* _Aim_
Quote the listing in full, exactly as given, minus any pictures.

* _Recorded information_
|---|

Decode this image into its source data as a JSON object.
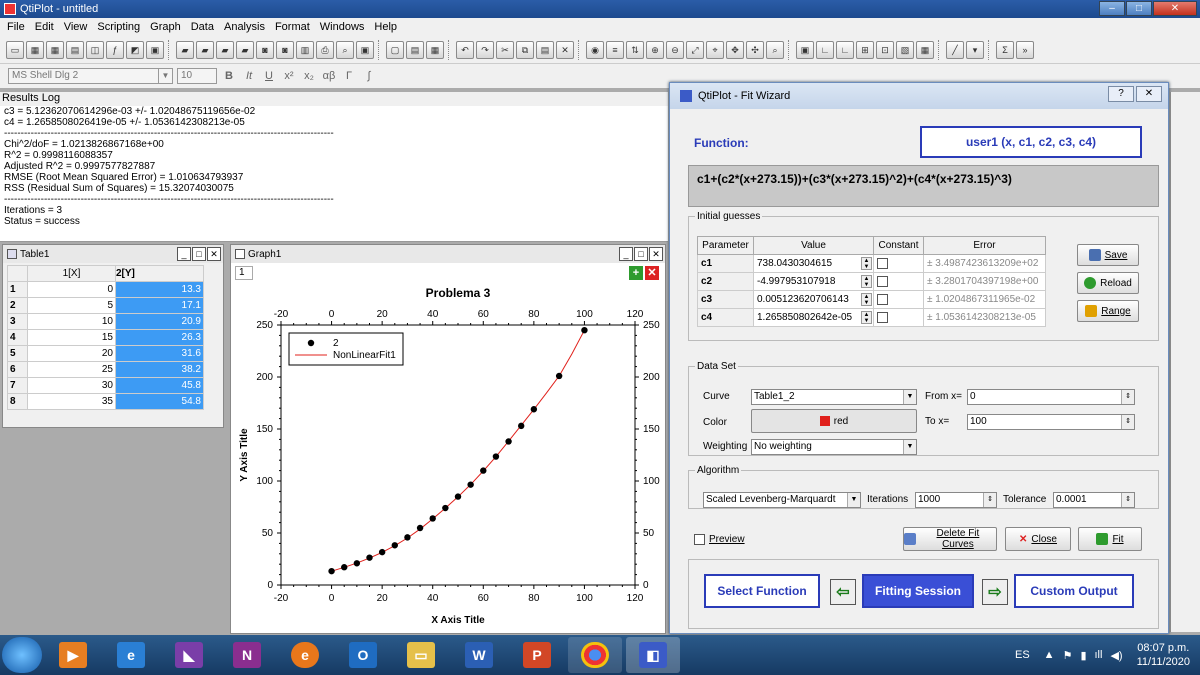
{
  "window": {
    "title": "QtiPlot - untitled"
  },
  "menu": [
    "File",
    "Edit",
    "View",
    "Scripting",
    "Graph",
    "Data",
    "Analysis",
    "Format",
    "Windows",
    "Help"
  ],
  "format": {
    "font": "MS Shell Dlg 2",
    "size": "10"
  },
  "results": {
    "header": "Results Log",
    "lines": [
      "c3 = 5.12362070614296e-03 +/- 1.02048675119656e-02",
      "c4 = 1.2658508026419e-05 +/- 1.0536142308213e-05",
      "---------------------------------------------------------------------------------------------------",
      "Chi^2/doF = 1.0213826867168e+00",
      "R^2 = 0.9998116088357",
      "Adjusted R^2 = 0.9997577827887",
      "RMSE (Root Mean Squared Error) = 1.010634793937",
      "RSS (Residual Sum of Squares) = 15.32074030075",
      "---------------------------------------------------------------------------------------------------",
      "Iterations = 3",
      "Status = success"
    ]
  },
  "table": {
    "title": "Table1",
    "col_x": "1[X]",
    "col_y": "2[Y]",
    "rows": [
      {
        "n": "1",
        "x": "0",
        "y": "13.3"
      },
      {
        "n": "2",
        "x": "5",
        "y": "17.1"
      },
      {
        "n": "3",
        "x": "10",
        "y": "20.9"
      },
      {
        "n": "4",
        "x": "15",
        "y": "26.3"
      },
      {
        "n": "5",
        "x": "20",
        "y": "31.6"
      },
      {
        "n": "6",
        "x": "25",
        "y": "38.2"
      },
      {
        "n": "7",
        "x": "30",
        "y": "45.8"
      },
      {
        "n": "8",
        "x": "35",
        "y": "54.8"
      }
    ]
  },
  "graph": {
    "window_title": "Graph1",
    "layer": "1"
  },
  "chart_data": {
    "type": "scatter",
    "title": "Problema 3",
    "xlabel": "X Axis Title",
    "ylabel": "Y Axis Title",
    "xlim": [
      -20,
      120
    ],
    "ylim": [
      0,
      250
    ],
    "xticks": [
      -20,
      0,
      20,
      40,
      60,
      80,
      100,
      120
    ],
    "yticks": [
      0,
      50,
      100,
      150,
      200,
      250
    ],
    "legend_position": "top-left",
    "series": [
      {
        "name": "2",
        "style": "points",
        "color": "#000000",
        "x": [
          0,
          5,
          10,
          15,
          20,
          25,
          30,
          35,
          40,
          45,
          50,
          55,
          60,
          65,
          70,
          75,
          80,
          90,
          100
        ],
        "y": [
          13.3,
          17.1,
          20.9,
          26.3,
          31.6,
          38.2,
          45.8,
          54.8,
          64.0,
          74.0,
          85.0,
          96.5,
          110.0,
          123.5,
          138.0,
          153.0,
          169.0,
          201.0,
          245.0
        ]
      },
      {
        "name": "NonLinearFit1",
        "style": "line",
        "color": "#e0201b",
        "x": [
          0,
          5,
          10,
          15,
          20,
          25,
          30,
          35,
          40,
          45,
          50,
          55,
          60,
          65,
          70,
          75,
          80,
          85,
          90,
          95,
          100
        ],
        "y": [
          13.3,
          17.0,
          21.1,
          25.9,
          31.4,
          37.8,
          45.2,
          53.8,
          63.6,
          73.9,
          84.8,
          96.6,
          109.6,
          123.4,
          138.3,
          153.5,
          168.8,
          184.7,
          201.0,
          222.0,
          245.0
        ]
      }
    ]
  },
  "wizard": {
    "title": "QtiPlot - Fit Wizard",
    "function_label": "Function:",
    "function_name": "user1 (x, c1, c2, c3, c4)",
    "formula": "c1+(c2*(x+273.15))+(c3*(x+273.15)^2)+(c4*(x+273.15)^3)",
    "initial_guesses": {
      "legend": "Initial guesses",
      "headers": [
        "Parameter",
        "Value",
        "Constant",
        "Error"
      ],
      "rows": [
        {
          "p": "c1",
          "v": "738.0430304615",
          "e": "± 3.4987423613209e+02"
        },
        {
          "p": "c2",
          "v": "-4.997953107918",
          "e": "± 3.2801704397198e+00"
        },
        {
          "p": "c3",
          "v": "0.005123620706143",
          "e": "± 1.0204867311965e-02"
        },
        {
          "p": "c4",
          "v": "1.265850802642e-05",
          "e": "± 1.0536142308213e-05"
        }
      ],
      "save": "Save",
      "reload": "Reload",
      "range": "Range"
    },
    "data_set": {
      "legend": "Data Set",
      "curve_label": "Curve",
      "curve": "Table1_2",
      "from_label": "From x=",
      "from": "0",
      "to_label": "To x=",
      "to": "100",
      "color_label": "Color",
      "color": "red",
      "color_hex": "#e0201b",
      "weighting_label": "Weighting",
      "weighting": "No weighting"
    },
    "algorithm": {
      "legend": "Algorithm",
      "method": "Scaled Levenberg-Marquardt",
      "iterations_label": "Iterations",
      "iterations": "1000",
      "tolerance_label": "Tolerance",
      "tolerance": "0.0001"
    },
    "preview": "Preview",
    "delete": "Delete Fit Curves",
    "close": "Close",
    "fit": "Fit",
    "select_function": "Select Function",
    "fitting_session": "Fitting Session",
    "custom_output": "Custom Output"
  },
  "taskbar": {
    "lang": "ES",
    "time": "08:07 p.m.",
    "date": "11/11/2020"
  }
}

|---|

* _Result of the task_
Decode this image into its source data as a JSON object.
{
  "window": {
    "title": "QtiPlot - untitled"
  },
  "menu": [
    "File",
    "Edit",
    "View",
    "Scripting",
    "Graph",
    "Data",
    "Analysis",
    "Format",
    "Windows",
    "Help"
  ],
  "format": {
    "font": "MS Shell Dlg 2",
    "size": "10"
  },
  "results": {
    "header": "Results Log",
    "lines": [
      "c3 = 5.12362070614296e-03 +/- 1.02048675119656e-02",
      "c4 = 1.2658508026419e-05 +/- 1.0536142308213e-05",
      "---------------------------------------------------------------------------------------------------",
      "Chi^2/doF = 1.0213826867168e+00",
      "R^2 = 0.9998116088357",
      "Adjusted R^2 = 0.9997577827887",
      "RMSE (Root Mean Squared Error) = 1.010634793937",
      "RSS (Residual Sum of Squares) = 15.32074030075",
      "---------------------------------------------------------------------------------------------------",
      "Iterations = 3",
      "Status = success"
    ]
  },
  "table": {
    "title": "Table1",
    "col_x": "1[X]",
    "col_y": "2[Y]",
    "rows": [
      {
        "n": "1",
        "x": "0",
        "y": "13.3"
      },
      {
        "n": "2",
        "x": "5",
        "y": "17.1"
      },
      {
        "n": "3",
        "x": "10",
        "y": "20.9"
      },
      {
        "n": "4",
        "x": "15",
        "y": "26.3"
      },
      {
        "n": "5",
        "x": "20",
        "y": "31.6"
      },
      {
        "n": "6",
        "x": "25",
        "y": "38.2"
      },
      {
        "n": "7",
        "x": "30",
        "y": "45.8"
      },
      {
        "n": "8",
        "x": "35",
        "y": "54.8"
      }
    ]
  },
  "graph": {
    "window_title": "Graph1",
    "layer": "1"
  },
  "chart_data": {
    "type": "scatter",
    "title": "Problema 3",
    "xlabel": "X Axis Title",
    "ylabel": "Y Axis Title",
    "xlim": [
      -20,
      120
    ],
    "ylim": [
      0,
      250
    ],
    "xticks": [
      -20,
      0,
      20,
      40,
      60,
      80,
      100,
      120
    ],
    "yticks": [
      0,
      50,
      100,
      150,
      200,
      250
    ],
    "legend_position": "top-left",
    "series": [
      {
        "name": "2",
        "style": "points",
        "color": "#000000",
        "x": [
          0,
          5,
          10,
          15,
          20,
          25,
          30,
          35,
          40,
          45,
          50,
          55,
          60,
          65,
          70,
          75,
          80,
          90,
          100
        ],
        "y": [
          13.3,
          17.1,
          20.9,
          26.3,
          31.6,
          38.2,
          45.8,
          54.8,
          64.0,
          74.0,
          85.0,
          96.5,
          110.0,
          123.5,
          138.0,
          153.0,
          169.0,
          201.0,
          245.0
        ]
      },
      {
        "name": "NonLinearFit1",
        "style": "line",
        "color": "#e0201b",
        "x": [
          0,
          5,
          10,
          15,
          20,
          25,
          30,
          35,
          40,
          45,
          50,
          55,
          60,
          65,
          70,
          75,
          80,
          85,
          90,
          95,
          100
        ],
        "y": [
          13.3,
          17.0,
          21.1,
          25.9,
          31.4,
          37.8,
          45.2,
          53.8,
          63.6,
          73.9,
          84.8,
          96.6,
          109.6,
          123.4,
          138.3,
          153.5,
          168.8,
          184.7,
          201.0,
          222.0,
          245.0
        ]
      }
    ]
  },
  "wizard": {
    "title": "QtiPlot - Fit Wizard",
    "function_label": "Function:",
    "function_name": "user1 (x, c1, c2, c3, c4)",
    "formula": "c1+(c2*(x+273.15))+(c3*(x+273.15)^2)+(c4*(x+273.15)^3)",
    "initial_guesses": {
      "legend": "Initial guesses",
      "headers": [
        "Parameter",
        "Value",
        "Constant",
        "Error"
      ],
      "rows": [
        {
          "p": "c1",
          "v": "738.0430304615",
          "e": "± 3.4987423613209e+02"
        },
        {
          "p": "c2",
          "v": "-4.997953107918",
          "e": "± 3.2801704397198e+00"
        },
        {
          "p": "c3",
          "v": "0.005123620706143",
          "e": "± 1.0204867311965e-02"
        },
        {
          "p": "c4",
          "v": "1.265850802642e-05",
          "e": "± 1.0536142308213e-05"
        }
      ],
      "save": "Save",
      "reload": "Reload",
      "range": "Range"
    },
    "data_set": {
      "legend": "Data Set",
      "curve_label": "Curve",
      "curve": "Table1_2",
      "from_label": "From x=",
      "from": "0",
      "to_label": "To x=",
      "to": "100",
      "color_label": "Color",
      "color": "red",
      "color_hex": "#e0201b",
      "weighting_label": "Weighting",
      "weighting": "No weighting"
    },
    "algorithm": {
      "legend": "Algorithm",
      "method": "Scaled Levenberg-Marquardt",
      "iterations_label": "Iterations",
      "iterations": "1000",
      "tolerance_label": "Tolerance",
      "tolerance": "0.0001"
    },
    "preview": "Preview",
    "delete": "Delete Fit Curves",
    "close": "Close",
    "fit": "Fit",
    "select_function": "Select Function",
    "fitting_session": "Fitting Session",
    "custom_output": "Custom Output"
  },
  "taskbar": {
    "lang": "ES",
    "time": "08:07 p.m.",
    "date": "11/11/2020"
  }
}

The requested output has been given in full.